--- Begin MATERIAL FOR THIS TASK ---
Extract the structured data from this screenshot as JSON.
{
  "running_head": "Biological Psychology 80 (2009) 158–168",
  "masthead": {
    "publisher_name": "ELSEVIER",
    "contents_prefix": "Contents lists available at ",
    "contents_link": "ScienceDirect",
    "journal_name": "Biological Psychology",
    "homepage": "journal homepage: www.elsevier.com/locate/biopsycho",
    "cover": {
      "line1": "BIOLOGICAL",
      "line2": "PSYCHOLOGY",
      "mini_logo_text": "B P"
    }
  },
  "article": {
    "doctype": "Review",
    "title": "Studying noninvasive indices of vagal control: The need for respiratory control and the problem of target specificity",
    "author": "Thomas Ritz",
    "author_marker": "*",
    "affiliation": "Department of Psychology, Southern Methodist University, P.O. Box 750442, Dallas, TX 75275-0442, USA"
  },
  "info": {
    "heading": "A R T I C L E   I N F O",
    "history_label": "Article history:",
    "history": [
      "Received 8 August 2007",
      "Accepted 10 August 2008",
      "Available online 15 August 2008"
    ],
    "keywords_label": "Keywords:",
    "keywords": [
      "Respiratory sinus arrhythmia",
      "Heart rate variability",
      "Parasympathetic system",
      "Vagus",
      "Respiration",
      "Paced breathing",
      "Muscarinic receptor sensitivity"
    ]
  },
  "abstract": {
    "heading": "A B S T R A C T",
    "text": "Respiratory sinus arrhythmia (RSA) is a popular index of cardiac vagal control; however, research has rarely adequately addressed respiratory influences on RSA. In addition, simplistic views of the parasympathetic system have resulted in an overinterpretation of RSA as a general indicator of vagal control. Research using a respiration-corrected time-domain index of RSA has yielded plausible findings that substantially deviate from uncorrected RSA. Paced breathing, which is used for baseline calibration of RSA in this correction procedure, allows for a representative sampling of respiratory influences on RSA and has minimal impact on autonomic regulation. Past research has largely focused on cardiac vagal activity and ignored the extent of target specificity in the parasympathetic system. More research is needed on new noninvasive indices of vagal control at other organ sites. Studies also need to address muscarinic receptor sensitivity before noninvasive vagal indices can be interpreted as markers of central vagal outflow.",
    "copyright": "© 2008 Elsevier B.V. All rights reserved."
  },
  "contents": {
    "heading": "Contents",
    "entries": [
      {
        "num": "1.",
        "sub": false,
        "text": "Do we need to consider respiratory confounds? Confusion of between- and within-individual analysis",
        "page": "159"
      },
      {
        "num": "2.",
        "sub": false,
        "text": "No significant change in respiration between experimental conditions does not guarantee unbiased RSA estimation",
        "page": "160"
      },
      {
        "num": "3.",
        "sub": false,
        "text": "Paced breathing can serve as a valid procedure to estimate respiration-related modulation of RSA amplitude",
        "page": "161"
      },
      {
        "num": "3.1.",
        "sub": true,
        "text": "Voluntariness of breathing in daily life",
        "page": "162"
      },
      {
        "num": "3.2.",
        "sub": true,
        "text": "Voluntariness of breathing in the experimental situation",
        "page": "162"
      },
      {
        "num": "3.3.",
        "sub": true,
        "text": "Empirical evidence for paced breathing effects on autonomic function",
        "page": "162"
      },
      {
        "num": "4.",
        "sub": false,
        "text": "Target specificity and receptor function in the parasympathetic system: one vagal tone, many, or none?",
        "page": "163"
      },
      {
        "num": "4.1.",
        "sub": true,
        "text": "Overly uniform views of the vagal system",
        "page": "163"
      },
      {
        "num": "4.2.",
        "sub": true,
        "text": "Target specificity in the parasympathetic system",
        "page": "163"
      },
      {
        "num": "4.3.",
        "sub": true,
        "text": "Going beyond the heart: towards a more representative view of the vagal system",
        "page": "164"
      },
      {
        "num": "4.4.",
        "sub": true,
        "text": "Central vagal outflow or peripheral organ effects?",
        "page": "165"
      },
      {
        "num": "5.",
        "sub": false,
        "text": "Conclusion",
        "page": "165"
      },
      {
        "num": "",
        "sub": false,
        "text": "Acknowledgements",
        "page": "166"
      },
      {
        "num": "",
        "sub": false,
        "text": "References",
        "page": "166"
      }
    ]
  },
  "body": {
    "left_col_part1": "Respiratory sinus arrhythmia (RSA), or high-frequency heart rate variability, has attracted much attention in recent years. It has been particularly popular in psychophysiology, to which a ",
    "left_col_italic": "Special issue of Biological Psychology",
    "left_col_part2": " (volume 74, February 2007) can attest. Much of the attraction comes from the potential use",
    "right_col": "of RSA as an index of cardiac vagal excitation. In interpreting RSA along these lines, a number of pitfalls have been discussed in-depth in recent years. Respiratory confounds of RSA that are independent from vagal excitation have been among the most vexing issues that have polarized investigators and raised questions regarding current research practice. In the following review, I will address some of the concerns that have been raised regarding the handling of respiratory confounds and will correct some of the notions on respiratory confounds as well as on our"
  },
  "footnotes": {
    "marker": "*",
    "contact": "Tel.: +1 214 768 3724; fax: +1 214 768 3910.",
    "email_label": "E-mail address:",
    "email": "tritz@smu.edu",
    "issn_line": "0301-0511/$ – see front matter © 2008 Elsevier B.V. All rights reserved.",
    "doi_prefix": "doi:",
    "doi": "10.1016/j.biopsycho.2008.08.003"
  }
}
--- End MATERIAL FOR THIS TASK ---
**INSTRUCTIONS FOR THE TASK**
Copy out each line exactly.

**EXERCISE RESULT**
Extract the structured data from this screenshot as JSON.
{
  "running_head": "Biological Psychology 80 (2009) 158–168",
  "masthead": {
    "publisher_name": "ELSEVIER",
    "contents_prefix": "Contents lists available at ",
    "contents_link": "ScienceDirect",
    "journal_name": "Biological Psychology",
    "homepage": "journal homepage: www.elsevier.com/locate/biopsycho",
    "cover": {
      "line1": "BIOLOGICAL",
      "line2": "PSYCHOLOGY",
      "mini_logo_text": "B P"
    }
  },
  "article": {
    "doctype": "Review",
    "title": "Studying noninvasive indices of vagal control: The need for respiratory control and the problem of target specificity",
    "author": "Thomas Ritz",
    "author_marker": "*",
    "affiliation": "Department of Psychology, Southern Methodist University, P.O. Box 750442, Dallas, TX 75275-0442, USA"
  },
  "info": {
    "heading": "A R T I C L E   I N F O",
    "history_label": "Article history:",
    "history": [
      "Received 8 August 2007",
      "Accepted 10 August 2008",
      "Available online 15 August 2008"
    ],
    "keywords_label": "Keywords:",
    "keywords": [
      "Respiratory sinus arrhythmia",
      "Heart rate variability",
      "Parasympathetic system",
      "Vagus",
      "Respiration",
      "Paced breathing",
      "Muscarinic receptor sensitivity"
    ]
  },
  "abstract": {
    "heading": "A B S T R A C T",
    "text": "Respiratory sinus arrhythmia (RSA) is a popular index of cardiac vagal control; however, research has rarely adequately addressed respiratory influences on RSA. In addition, simplistic views of the parasympathetic system have resulted in an overinterpretation of RSA as a general indicator of vagal control. Research using a respiration-corrected time-domain index of RSA has yielded plausible findings that substantially deviate from uncorrected RSA. Paced breathing, which is used for baseline calibration of RSA in this correction procedure, allows for a representative sampling of respiratory influences on RSA and has minimal impact on autonomic regulation. Past research has largely focused on cardiac vagal activity and ignored the extent of target specificity in the parasympathetic system. More research is needed on new noninvasive indices of vagal control at other organ sites. Studies also need to address muscarinic receptor sensitivity before noninvasive vagal indices can be interpreted as markers of central vagal outflow.",
    "copyright": "© 2008 Elsevier B.V. All rights reserved."
  },
  "contents": {
    "heading": "Contents",
    "entries": [
      {
        "num": "1.",
        "sub": false,
        "text": "Do we need to consider respiratory confounds? Confusion of between- and within-individual analysis",
        "page": "159"
      },
      {
        "num": "2.",
        "sub": false,
        "text": "No significant change in respiration between experimental conditions does not guarantee unbiased RSA estimation",
        "page": "160"
      },
      {
        "num": "3.",
        "sub": false,
        "text": "Paced breathing can serve as a valid procedure to estimate respiration-related modulation of RSA amplitude",
        "page": "161"
      },
      {
        "num": "3.1.",
        "sub": true,
        "text": "Voluntariness of breathing in daily life",
        "page": "162"
      },
      {
        "num": "3.2.",
        "sub": true,
        "text": "Voluntariness of breathing in the experimental situation",
        "page": "162"
      },
      {
        "num": "3.3.",
        "sub": true,
        "text": "Empirical evidence for paced breathing effects on autonomic function",
        "page": "162"
      },
      {
        "num": "4.",
        "sub": false,
        "text": "Target specificity and receptor function in the parasympathetic system: one vagal tone, many, or none?",
        "page": "163"
      },
      {
        "num": "4.1.",
        "sub": true,
        "text": "Overly uniform views of the vagal system",
        "page": "163"
      },
      {
        "num": "4.2.",
        "sub": true,
        "text": "Target specificity in the parasympathetic system",
        "page": "163"
      },
      {
        "num": "4.3.",
        "sub": true,
        "text": "Going beyond the heart: towards a more representative view of the vagal system",
        "page": "164"
      },
      {
        "num": "4.4.",
        "sub": true,
        "text": "Central vagal outflow or peripheral organ effects?",
        "page": "165"
      },
      {
        "num": "5.",
        "sub": false,
        "text": "Conclusion",
        "page": "165"
      },
      {
        "num": "",
        "sub": false,
        "text": "Acknowledgements",
        "page": "166"
      },
      {
        "num": "",
        "sub": false,
        "text": "References",
        "page": "166"
      }
    ]
  },
  "body": {
    "left_col_part1": "Respiratory sinus arrhythmia (RSA), or high-frequency heart rate variability, has attracted much attention in recent years. It has been particularly popular in psychophysiology, to which a ",
    "left_col_italic": "Special issue of Biological Psychology",
    "left_col_part2": " (volume 74, February 2007) can attest. Much of the attraction comes from the potential use",
    "right_col": "of RSA as an index of cardiac vagal excitation. In interpreting RSA along these lines, a number of pitfalls have been discussed in-depth in recent years. Respiratory confounds of RSA that are independent from vagal excitation have been among the most vexing issues that have polarized investigators and raised questions regarding current research practice. In the following review, I will address some of the concerns that have been raised regarding the handling of respiratory confounds and will correct some of the notions on respiratory confounds as well as on our"
  },
  "footnotes": {
    "marker": "*",
    "contact": "Tel.: +1 214 768 3724; fax: +1 214 768 3910.",
    "email_label": "E-mail address:",
    "email": "tritz@smu.edu",
    "issn_line": "0301-0511/$ – see front matter © 2008 Elsevier B.V. All rights reserved.",
    "doi_prefix": "doi:",
    "doi": "10.1016/j.biopsycho.2008.08.003"
  }
}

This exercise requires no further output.